__Do this__
From the listing below, extract each line containing the string "klänning".

Collection entries

———

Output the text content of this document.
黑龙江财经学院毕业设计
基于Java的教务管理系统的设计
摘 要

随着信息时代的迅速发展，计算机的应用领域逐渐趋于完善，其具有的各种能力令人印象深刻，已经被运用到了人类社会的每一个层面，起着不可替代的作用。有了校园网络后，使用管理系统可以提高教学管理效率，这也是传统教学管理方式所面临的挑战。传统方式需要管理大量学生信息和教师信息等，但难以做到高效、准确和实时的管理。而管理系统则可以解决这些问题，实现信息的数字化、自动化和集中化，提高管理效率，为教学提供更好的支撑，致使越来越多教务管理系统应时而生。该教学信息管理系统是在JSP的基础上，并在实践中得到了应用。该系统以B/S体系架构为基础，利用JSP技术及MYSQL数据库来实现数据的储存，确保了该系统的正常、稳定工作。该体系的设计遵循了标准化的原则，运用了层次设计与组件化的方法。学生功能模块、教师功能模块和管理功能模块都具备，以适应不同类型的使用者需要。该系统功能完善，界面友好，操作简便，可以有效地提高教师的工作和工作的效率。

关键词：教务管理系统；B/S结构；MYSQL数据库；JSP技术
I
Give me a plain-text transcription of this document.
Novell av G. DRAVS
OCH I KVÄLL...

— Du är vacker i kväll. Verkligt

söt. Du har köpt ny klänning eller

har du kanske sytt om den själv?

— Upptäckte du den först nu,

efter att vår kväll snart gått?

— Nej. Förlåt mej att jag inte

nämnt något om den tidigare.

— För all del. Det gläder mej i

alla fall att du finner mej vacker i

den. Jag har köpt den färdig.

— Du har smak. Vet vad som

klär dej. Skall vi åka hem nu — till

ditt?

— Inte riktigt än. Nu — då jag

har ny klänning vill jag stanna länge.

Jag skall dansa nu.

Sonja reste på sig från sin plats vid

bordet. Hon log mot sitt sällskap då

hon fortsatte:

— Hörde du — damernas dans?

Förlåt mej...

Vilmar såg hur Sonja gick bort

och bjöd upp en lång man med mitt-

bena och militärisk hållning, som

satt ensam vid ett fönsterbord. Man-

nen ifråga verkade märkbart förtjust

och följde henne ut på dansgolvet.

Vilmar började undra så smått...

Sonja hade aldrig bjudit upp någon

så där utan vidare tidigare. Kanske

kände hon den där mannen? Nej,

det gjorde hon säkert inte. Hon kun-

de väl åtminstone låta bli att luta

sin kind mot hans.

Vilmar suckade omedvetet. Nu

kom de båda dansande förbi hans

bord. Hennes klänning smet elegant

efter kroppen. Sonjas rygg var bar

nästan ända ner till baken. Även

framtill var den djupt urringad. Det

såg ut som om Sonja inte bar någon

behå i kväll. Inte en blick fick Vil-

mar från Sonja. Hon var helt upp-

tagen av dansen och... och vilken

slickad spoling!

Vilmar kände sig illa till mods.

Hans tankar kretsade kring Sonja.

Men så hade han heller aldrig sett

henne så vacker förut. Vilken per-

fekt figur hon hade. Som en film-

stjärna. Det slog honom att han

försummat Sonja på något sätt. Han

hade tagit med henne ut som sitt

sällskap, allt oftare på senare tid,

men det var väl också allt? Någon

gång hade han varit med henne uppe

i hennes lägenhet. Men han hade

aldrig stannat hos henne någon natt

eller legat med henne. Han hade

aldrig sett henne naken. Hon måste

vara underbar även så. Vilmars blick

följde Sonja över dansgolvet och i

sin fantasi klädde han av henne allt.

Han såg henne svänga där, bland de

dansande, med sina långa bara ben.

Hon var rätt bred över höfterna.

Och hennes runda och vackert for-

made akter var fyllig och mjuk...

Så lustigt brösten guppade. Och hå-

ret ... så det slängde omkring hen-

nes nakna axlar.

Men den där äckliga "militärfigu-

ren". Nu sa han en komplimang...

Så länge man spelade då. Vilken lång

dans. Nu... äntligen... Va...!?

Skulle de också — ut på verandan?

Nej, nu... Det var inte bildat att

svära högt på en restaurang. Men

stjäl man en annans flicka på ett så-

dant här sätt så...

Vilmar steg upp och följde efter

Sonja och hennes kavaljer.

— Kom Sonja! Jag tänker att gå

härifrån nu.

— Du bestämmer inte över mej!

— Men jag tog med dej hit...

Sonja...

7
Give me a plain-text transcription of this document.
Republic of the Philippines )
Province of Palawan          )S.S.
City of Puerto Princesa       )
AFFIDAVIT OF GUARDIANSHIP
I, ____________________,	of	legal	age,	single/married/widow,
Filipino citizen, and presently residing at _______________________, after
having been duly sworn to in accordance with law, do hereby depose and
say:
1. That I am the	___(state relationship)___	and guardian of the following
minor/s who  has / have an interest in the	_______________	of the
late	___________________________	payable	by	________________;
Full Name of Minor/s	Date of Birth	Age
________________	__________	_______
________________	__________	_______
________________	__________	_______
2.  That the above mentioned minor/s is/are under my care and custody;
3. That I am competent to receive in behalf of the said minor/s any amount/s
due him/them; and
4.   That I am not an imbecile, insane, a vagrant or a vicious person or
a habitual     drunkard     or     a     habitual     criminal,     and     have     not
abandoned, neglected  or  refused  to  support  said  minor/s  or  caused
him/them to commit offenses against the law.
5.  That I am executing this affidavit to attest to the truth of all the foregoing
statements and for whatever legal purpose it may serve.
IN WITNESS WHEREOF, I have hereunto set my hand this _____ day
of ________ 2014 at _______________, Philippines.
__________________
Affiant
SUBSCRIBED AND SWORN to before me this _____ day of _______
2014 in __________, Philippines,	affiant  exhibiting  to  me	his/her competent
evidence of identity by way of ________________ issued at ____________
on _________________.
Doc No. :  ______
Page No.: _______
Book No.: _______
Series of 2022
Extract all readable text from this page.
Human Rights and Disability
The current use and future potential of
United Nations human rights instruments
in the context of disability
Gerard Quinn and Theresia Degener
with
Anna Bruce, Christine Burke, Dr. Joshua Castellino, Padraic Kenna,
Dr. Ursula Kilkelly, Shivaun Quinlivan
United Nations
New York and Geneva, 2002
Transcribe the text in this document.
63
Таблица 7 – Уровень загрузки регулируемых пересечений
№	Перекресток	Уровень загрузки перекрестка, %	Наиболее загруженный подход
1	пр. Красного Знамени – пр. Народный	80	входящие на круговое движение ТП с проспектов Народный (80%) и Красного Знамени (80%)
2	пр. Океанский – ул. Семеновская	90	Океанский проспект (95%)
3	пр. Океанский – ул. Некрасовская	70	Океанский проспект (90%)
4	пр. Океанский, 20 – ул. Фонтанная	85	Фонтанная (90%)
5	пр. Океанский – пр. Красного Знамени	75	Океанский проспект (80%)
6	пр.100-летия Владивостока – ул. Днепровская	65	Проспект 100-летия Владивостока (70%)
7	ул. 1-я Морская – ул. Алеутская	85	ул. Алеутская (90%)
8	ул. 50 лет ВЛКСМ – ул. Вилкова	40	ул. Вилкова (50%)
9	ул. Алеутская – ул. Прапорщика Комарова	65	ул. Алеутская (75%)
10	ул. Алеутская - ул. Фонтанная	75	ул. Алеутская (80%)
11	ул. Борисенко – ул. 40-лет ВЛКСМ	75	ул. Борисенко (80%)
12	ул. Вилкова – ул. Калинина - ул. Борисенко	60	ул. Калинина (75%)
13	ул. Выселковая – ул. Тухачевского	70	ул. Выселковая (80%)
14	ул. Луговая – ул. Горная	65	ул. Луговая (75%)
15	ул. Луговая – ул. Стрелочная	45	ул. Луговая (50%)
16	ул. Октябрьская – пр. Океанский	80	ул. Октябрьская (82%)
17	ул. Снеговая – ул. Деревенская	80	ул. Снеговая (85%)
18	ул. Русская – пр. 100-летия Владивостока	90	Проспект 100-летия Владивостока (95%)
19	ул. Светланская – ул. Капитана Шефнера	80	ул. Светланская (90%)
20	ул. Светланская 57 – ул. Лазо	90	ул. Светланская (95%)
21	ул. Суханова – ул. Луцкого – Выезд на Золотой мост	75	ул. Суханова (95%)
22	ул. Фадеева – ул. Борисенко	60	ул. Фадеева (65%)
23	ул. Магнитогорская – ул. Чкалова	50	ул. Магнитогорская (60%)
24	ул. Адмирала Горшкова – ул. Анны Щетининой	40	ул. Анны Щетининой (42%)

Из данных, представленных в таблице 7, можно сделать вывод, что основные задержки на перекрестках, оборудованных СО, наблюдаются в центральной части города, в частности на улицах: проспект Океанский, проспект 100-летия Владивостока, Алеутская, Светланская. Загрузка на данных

———

__Exercise answer__
söt. Du har köpt ny klänning eller
har ny klänning vill jag stanna länge.
bord. Hennes klänning smet elegant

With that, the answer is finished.